Rows from a figure dataset:
<<<<

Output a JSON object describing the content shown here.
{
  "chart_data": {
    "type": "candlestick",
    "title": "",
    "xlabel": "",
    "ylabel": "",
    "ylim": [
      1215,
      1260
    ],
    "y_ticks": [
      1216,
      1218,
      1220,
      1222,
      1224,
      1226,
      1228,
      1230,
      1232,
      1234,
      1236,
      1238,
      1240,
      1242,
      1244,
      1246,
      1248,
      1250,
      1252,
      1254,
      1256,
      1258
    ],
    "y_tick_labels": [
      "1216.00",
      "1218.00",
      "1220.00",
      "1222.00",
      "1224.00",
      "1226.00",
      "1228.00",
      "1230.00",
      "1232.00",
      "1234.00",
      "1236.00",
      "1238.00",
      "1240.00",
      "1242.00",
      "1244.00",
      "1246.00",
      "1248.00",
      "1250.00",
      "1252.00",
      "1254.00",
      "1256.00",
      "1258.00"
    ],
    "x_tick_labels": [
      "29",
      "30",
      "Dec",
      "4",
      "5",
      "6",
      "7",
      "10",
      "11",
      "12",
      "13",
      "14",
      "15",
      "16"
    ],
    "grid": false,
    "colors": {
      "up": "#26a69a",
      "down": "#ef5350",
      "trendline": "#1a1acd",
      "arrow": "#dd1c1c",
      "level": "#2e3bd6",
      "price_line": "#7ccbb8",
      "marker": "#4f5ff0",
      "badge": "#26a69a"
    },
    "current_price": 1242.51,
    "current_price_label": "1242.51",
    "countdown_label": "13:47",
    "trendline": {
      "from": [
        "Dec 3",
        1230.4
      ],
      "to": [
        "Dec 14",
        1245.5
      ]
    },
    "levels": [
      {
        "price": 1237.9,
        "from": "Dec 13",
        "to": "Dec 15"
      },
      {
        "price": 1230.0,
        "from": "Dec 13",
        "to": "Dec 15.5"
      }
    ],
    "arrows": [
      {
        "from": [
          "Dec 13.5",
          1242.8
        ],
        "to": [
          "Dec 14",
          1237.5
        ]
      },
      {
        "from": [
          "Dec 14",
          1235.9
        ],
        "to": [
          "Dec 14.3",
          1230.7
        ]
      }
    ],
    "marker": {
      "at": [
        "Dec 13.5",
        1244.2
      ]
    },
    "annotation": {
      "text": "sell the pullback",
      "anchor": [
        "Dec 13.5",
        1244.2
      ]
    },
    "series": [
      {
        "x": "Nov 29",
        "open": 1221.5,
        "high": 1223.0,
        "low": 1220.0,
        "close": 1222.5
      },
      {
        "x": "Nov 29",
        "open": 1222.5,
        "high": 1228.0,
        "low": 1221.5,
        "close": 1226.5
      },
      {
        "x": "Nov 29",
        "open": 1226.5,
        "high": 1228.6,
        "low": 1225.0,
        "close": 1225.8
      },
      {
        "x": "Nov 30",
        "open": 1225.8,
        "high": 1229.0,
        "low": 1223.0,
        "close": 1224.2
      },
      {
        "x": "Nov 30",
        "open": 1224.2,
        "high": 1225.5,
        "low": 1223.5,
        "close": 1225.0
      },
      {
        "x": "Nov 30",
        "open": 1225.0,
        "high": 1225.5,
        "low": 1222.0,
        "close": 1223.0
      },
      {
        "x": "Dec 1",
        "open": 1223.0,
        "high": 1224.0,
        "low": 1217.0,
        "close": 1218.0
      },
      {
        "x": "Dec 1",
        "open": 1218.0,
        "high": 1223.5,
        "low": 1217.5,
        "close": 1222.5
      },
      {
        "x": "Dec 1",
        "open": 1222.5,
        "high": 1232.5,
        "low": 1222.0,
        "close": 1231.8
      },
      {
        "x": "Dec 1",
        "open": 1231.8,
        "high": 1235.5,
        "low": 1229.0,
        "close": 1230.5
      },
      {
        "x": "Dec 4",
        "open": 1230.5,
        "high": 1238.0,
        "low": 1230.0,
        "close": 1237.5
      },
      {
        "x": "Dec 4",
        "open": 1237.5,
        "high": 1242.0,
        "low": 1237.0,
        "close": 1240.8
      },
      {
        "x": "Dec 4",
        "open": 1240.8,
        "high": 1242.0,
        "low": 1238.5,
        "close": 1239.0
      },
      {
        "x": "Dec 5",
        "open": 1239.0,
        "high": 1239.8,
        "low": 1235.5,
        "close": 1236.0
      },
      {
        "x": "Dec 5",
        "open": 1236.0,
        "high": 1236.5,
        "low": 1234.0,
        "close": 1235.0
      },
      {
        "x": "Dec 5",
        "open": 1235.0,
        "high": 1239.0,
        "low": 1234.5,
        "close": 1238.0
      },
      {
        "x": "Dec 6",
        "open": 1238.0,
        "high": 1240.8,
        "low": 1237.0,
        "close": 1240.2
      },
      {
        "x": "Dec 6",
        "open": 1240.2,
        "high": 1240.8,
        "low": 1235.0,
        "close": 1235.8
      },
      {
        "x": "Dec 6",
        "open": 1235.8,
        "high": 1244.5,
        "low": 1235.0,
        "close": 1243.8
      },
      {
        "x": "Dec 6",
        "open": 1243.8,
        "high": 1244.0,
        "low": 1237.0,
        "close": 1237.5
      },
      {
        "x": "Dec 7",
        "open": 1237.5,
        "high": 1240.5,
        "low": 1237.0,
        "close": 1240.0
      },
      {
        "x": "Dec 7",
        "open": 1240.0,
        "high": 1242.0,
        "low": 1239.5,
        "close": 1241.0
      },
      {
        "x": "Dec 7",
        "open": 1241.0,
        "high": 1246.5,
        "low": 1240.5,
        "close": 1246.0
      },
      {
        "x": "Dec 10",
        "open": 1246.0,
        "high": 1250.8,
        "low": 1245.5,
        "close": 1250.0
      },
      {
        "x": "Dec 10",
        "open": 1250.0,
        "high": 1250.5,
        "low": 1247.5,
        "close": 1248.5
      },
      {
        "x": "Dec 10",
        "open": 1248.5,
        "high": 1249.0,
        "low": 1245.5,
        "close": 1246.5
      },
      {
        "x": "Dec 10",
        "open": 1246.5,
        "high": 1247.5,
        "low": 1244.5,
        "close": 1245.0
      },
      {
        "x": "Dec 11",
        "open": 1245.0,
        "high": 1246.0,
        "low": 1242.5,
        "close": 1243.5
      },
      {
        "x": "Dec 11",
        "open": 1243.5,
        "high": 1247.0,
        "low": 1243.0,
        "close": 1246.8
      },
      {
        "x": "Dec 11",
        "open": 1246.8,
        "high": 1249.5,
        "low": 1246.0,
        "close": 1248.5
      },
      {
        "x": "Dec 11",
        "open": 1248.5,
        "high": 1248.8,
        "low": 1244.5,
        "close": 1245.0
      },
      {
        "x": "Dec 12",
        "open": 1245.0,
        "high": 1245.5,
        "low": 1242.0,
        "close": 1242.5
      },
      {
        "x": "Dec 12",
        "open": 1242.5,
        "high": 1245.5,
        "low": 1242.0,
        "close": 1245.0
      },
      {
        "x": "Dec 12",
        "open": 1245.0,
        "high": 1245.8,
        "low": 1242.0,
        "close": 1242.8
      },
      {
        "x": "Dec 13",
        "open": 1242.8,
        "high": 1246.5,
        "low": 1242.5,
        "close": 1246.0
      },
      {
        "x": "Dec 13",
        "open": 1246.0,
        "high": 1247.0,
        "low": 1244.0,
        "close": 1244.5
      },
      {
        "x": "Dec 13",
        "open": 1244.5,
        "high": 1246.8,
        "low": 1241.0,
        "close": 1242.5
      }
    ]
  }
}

>>>>

=== SET PROBLEM ===
Emit the full listing verbatim.

=== ANSWER TO THIS PROBLEM ===
Output a JSON object describing the content shown here.
{
  "chart_data": {
    "type": "candlestick",
    "title": "",
    "xlabel": "",
    "ylabel": "",
    "ylim": [
      1215,
      1260
    ],
    "y_ticks": [
      1216,
      1218,
      1220,
      1222,
      1224,
      1226,
      1228,
      1230,
      1232,
      1234,
      1236,
      1238,
      1240,
      1242,
      1244,
      1246,
      1248,
      1250,
      1252,
      1254,
      1256,
      1258
    ],
    "y_tick_labels": [
      "1216.00",
      "1218.00",
      "1220.00",
      "1222.00",
      "1224.00",
      "1226.00",
      "1228.00",
      "1230.00",
      "1232.00",
      "1234.00",
      "1236.00",
      "1238.00",
      "1240.00",
      "1242.00",
      "1244.00",
      "1246.00",
      "1248.00",
      "1250.00",
      "1252.00",
      "1254.00",
      "1256.00",
      "1258.00"
    ],
    "x_tick_labels": [
      "29",
      "30",
      "Dec",
      "4",
      "5",
      "6",
      "7",
      "10",
      "11",
      "12",
      "13",
      "14",
      "15",
      "16"
    ],
    "grid": false,
    "colors": {
      "up": "#26a69a",
      "down": "#ef5350",
      "trendline": "#1a1acd",
      "arrow": "#dd1c1c",
      "level": "#2e3bd6",
      "price_line": "#7ccbb8",
      "marker": "#4f5ff0",
      "badge": "#26a69a"
    },
    "current_price": 1242.51,
    "current_price_label": "1242.51",
    "countdown_label": "13:47",
    "trendline": {
      "from": [
        "Dec 3",
        1230.4
      ],
      "to": [
        "Dec 14",
        1245.5
      ]
    },
    "levels": [
      {
        "price": 1237.9,
        "from": "Dec 13",
        "to": "Dec 15"
      },
      {
        "price": 1230.0,
        "from": "Dec 13",
        "to": "Dec 15.5"
      }
    ],
    "arrows": [
      {
        "from": [
          "Dec 13.5",
          1242.8
        ],
        "to": [
          "Dec 14",
          1237.5
        ]
      },
      {
        "from": [
          "Dec 14",
          1235.9
        ],
        "to": [
          "Dec 14.3",
          1230.7
        ]
      }
    ],
    "marker": {
      "at": [
        "Dec 13.5",
        1244.2
      ]
    },
    "annotation": {
      "text": "sell the pullback",
      "anchor": [
        "Dec 13.5",
        1244.2
      ]
    },
    "series": [
      {
        "x": "Nov 29",
        "open": 1221.5,
        "high": 1223.0,
        "low": 1220.0,
        "close": 1222.5
      },
      {
        "x": "Nov 29",
        "open": 1222.5,
        "high": 1228.0,
        "low": 1221.5,
        "close": 1226.5
      },
      {
        "x": "Nov 29",
        "open": 1226.5,
        "high": 1228.6,
        "low": 1225.0,
        "close": 1225.8
      },
      {
        "x": "Nov 30",
        "open": 1225.8,
        "high": 1229.0,
        "low": 1223.0,
        "close": 1224.2
      },
      {
        "x": "Nov 30",
        "open": 1224.2,
        "high": 1225.5,
        "low": 1223.5,
        "close": 1225.0
      },
      {
        "x": "Nov 30",
        "open": 1225.0,
        "high": 1225.5,
        "low": 1222.0,
        "close": 1223.0
      },
      {
        "x": "Dec 1",
        "open": 1223.0,
        "high": 1224.0,
        "low": 1217.0,
        "close": 1218.0
      },
      {
        "x": "Dec 1",
        "open": 1218.0,
        "high": 1223.5,
        "low": 1217.5,
        "close": 1222.5
      },
      {
        "x": "Dec 1",
        "open": 1222.5,
        "high": 1232.5,
        "low": 1222.0,
        "close": 1231.8
      },
      {
        "x": "Dec 1",
        "open": 1231.8,
        "high": 1235.5,
        "low": 1229.0,
        "close": 1230.5
      },
      {
        "x": "Dec 4",
        "open": 1230.5,
        "high": 1238.0,
        "low": 1230.0,
        "close": 1237.5
      },
      {
        "x": "Dec 4",
        "open": 1237.5,
        "high": 1242.0,
        "low": 1237.0,
        "close": 1240.8
      },
      {
        "x": "Dec 4",
        "open": 1240.8,
        "high": 1242.0,
        "low": 1238.5,
        "close": 1239.0
      },
      {
        "x": "Dec 5",
        "open": 1239.0,
        "high": 1239.8,
        "low": 1235.5,
        "close": 1236.0
      },
      {
        "x": "Dec 5",
        "open": 1236.0,
        "high": 1236.5,
        "low": 1234.0,
        "close": 1235.0
      },
      {
        "x": "Dec 5",
        "open": 1235.0,
        "high": 1239.0,
        "low": 1234.5,
        "close": 1238.0
      },
      {
        "x": "Dec 6",
        "open": 1238.0,
        "high": 1240.8,
        "low": 1237.0,
        "close": 1240.2
      },
      {
        "x": "Dec 6",
        "open": 1240.2,
        "high": 1240.8,
        "low": 1235.0,
        "close": 1235.8
      },
      {
        "x": "Dec 6",
        "open": 1235.8,
        "high": 1244.5,
        "low": 1235.0,
        "close": 1243.8
      },
      {
        "x": "Dec 6",
        "open": 1243.8,
        "high": 1244.0,
        "low": 1237.0,
        "close": 1237.5
      },
      {
        "x": "Dec 7",
        "open": 1237.5,
        "high": 1240.5,
        "low": 1237.0,
        "close": 1240.0
      },
      {
        "x": "Dec 7",
        "open": 1240.0,
        "high": 1242.0,
        "low": 1239.5,
        "close": 1241.0
      },
      {
        "x": "Dec 7",
        "open": 1241.0,
        "high": 1246.5,
        "low": 1240.5,
        "close": 1246.0
      },
      {
        "x": "Dec 10",
        "open": 1246.0,
        "high": 1250.8,
        "low": 1245.5,
        "close": 1250.0
      },
      {
        "x": "Dec 10",
        "open": 1250.0,
        "high": 1250.5,
        "low": 1247.5,
        "close": 1248.5
      },
      {
        "x": "Dec 10",
        "open": 1248.5,
        "high": 1249.0,
        "low": 1245.5,
        "close": 1246.5
      },
      {
        "x": "Dec 10",
        "open": 1246.5,
        "high": 1247.5,
        "low": 1244.5,
        "close": 1245.0
      },
      {
        "x": "Dec 11",
        "open": 1245.0,
        "high": 1246.0,
        "low": 1242.5,
        "close": 1243.5
      },
      {
        "x": "Dec 11",
        "open": 1243.5,
        "high": 1247.0,
        "low": 1243.0,
        "close": 1246.8
      },
      {
        "x": "Dec 11",
        "open": 1246.8,
        "high": 1249.5,
        "low": 1246.0,
        "close": 1248.5
      },
      {
        "x": "Dec 11",
        "open": 1248.5,
        "high": 1248.8,
        "low": 1244.5,
        "close": 1245.0
      },
      {
        "x": "Dec 12",
        "open": 1245.0,
        "high": 1245.5,
        "low": 1242.0,
        "close": 1242.5
      },
      {
        "x": "Dec 12",
        "open": 1242.5,
        "high": 1245.5,
        "low": 1242.0,
        "close": 1245.0
      },
      {
        "x": "Dec 12",
        "open": 1245.0,
        "high": 1245.8,
        "low": 1242.0,
        "close": 1242.8
      },
      {
        "x": "Dec 13",
        "open": 1242.8,
        "high": 1246.5,
        "low": 1242.5,
        "close": 1246.0
      },
      {
        "x": "Dec 13",
        "open": 1246.0,
        "high": 1247.0,
        "low": 1244.0,
        "close": 1244.5
      },
      {
        "x": "Dec 13",
        "open": 1244.5,
        "high": 1246.8,
        "low": 1241.0,
        "close": 1242.5
      }
    ]
  }
}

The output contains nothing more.